Stored data:
========================================

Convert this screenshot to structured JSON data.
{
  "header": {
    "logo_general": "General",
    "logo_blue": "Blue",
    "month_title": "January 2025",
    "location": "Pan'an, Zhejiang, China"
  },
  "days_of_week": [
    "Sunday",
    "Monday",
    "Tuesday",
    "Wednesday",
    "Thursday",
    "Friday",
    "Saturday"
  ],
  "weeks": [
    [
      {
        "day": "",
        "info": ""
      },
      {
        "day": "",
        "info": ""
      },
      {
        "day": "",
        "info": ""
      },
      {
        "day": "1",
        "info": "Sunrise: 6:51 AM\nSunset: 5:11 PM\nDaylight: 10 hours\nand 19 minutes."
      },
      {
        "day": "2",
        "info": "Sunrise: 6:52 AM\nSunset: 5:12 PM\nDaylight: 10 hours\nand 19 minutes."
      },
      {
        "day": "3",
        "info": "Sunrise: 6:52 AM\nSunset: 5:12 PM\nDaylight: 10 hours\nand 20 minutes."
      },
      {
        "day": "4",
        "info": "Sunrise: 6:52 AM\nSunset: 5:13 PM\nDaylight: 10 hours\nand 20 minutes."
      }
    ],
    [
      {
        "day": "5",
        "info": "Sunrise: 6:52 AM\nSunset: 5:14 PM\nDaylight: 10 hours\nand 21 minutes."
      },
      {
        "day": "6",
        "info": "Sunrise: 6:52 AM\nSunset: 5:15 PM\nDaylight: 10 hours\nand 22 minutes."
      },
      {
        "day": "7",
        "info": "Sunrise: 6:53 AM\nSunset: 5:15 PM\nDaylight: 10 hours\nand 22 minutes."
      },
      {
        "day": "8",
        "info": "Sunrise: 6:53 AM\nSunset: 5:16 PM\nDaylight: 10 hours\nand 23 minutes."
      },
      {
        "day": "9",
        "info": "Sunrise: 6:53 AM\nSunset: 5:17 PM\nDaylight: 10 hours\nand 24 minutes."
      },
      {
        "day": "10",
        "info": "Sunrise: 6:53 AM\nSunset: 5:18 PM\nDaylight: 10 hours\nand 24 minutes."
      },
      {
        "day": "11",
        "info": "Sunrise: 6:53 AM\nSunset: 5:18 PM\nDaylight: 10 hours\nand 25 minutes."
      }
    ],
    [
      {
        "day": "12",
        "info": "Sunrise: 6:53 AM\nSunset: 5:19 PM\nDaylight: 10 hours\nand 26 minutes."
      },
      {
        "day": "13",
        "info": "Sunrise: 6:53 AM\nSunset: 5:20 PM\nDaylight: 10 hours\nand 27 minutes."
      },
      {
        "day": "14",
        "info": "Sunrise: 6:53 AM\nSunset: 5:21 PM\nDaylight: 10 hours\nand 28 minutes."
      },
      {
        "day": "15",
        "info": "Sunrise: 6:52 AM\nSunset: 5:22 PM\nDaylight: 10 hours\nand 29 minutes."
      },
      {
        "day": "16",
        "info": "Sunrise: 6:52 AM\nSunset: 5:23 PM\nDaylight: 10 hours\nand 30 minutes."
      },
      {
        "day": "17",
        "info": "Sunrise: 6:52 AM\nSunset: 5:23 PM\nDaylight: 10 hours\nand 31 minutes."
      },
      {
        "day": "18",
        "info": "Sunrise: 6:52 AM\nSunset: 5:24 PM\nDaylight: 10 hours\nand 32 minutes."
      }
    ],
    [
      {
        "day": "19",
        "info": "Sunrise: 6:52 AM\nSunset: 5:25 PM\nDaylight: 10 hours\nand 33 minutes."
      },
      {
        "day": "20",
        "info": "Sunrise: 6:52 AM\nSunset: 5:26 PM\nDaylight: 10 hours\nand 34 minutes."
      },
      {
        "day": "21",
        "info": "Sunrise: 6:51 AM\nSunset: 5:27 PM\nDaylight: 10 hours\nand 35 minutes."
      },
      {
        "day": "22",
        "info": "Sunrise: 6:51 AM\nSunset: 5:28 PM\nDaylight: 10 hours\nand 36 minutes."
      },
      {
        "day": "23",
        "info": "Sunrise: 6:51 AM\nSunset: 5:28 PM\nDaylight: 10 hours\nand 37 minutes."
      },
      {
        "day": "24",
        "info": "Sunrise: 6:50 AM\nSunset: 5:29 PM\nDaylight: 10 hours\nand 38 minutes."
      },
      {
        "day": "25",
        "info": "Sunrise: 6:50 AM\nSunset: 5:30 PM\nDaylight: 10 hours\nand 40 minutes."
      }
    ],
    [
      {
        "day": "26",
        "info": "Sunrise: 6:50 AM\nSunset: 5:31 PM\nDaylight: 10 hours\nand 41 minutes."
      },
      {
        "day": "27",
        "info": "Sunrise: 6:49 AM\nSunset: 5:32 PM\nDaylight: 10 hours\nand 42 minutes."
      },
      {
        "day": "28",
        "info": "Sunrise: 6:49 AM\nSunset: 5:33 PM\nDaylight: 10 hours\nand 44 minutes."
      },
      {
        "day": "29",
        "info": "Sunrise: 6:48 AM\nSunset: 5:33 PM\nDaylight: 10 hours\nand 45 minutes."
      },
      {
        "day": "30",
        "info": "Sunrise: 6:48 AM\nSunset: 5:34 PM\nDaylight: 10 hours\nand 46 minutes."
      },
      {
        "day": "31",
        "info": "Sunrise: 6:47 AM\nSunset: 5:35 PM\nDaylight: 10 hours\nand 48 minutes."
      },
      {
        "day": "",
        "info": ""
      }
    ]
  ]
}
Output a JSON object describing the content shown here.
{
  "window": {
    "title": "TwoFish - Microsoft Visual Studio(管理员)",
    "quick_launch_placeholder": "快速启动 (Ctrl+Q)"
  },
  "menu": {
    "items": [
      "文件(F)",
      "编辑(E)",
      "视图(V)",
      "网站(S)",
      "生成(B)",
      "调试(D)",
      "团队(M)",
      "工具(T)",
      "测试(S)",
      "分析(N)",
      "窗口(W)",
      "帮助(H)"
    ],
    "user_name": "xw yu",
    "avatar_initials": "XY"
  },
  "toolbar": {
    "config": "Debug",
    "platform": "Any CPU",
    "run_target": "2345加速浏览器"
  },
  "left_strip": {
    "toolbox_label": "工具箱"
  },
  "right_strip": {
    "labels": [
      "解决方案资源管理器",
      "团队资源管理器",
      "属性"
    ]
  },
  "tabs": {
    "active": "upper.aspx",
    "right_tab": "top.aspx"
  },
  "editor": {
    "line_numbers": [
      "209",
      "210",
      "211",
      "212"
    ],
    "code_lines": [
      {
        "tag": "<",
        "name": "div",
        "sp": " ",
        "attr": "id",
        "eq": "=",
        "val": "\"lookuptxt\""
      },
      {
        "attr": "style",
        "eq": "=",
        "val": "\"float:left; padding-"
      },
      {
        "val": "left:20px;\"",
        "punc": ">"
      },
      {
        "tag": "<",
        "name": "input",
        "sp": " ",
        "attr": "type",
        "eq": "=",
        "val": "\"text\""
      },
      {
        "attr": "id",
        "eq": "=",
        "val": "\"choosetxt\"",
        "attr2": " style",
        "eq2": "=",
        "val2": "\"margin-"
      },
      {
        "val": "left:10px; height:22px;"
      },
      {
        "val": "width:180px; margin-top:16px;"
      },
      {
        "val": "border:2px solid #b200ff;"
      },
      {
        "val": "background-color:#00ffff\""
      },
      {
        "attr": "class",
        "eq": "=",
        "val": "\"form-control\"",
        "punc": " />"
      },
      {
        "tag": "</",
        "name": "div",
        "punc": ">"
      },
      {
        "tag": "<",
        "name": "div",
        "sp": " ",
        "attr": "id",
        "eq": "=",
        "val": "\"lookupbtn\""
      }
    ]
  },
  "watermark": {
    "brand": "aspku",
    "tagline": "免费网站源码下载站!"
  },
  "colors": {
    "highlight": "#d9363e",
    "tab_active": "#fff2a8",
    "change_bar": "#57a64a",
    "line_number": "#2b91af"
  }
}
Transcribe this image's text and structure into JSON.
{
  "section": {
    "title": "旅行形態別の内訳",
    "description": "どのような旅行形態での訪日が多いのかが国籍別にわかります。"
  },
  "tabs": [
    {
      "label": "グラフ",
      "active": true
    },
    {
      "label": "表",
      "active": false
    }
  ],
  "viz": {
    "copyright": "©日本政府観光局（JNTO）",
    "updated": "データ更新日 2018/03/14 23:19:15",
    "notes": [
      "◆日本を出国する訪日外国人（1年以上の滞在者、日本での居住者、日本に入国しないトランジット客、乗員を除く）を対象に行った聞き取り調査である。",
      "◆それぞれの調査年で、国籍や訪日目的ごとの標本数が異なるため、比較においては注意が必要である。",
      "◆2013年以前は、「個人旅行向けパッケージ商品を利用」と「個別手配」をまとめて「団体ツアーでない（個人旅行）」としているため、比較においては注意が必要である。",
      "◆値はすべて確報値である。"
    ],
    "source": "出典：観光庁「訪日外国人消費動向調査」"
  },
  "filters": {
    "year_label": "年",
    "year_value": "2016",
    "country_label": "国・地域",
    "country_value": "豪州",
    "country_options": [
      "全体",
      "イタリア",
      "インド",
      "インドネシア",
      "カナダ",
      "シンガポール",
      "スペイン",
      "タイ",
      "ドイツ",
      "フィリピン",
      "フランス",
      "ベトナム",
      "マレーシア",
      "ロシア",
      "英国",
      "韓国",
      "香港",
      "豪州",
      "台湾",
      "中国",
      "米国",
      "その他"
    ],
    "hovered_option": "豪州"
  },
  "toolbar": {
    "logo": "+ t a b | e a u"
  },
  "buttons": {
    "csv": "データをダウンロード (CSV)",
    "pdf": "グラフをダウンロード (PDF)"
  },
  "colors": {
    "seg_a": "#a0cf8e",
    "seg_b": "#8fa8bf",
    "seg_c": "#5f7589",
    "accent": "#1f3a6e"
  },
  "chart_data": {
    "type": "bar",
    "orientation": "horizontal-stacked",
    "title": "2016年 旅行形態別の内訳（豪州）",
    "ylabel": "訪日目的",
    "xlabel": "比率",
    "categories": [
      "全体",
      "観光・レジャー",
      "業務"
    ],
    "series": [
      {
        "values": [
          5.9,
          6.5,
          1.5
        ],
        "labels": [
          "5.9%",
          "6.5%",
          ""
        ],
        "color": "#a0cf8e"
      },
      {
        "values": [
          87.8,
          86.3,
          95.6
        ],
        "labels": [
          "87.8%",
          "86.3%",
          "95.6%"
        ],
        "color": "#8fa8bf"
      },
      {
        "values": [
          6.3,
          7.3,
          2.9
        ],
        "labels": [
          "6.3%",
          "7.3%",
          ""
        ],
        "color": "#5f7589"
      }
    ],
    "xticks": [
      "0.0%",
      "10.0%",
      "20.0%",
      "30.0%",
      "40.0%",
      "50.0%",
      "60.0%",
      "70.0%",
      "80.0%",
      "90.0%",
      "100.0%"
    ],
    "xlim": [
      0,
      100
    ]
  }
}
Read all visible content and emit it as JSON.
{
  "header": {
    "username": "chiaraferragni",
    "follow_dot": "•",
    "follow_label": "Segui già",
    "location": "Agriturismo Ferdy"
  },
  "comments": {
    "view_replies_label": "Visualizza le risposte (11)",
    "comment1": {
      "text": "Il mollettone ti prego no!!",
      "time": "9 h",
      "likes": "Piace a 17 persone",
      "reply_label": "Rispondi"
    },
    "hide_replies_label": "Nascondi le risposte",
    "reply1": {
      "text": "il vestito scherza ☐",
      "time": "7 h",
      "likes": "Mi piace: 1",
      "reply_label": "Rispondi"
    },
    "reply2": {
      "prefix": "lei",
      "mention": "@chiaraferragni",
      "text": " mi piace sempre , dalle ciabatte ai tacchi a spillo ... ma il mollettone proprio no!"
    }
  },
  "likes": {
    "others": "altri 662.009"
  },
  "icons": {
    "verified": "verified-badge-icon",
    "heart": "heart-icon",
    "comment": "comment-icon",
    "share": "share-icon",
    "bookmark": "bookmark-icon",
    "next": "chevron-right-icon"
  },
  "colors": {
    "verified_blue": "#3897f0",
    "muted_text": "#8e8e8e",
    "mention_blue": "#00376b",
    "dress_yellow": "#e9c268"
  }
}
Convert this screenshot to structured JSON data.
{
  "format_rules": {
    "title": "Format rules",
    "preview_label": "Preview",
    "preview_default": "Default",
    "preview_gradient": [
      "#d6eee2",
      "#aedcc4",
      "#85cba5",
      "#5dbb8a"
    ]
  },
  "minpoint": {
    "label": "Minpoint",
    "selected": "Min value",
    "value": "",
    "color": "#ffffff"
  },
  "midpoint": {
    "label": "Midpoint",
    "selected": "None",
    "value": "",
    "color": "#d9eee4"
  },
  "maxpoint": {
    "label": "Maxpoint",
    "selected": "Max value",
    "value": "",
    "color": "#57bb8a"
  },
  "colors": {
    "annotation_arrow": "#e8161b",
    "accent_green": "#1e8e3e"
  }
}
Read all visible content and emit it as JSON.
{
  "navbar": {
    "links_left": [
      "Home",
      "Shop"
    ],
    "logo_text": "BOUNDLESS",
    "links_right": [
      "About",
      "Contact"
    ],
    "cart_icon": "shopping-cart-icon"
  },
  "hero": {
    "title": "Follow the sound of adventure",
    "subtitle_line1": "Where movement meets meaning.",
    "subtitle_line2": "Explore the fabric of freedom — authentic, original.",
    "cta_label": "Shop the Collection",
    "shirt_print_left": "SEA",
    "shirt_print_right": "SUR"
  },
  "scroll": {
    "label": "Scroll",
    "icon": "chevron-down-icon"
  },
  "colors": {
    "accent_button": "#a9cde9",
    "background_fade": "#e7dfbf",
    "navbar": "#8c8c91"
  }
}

========================================

What you need to do:
Go through the records above and copy every line with the word "chiaraferragni".

Complete response:
    "username": "chiaraferragni",
      "mention": "@chiaraferragni",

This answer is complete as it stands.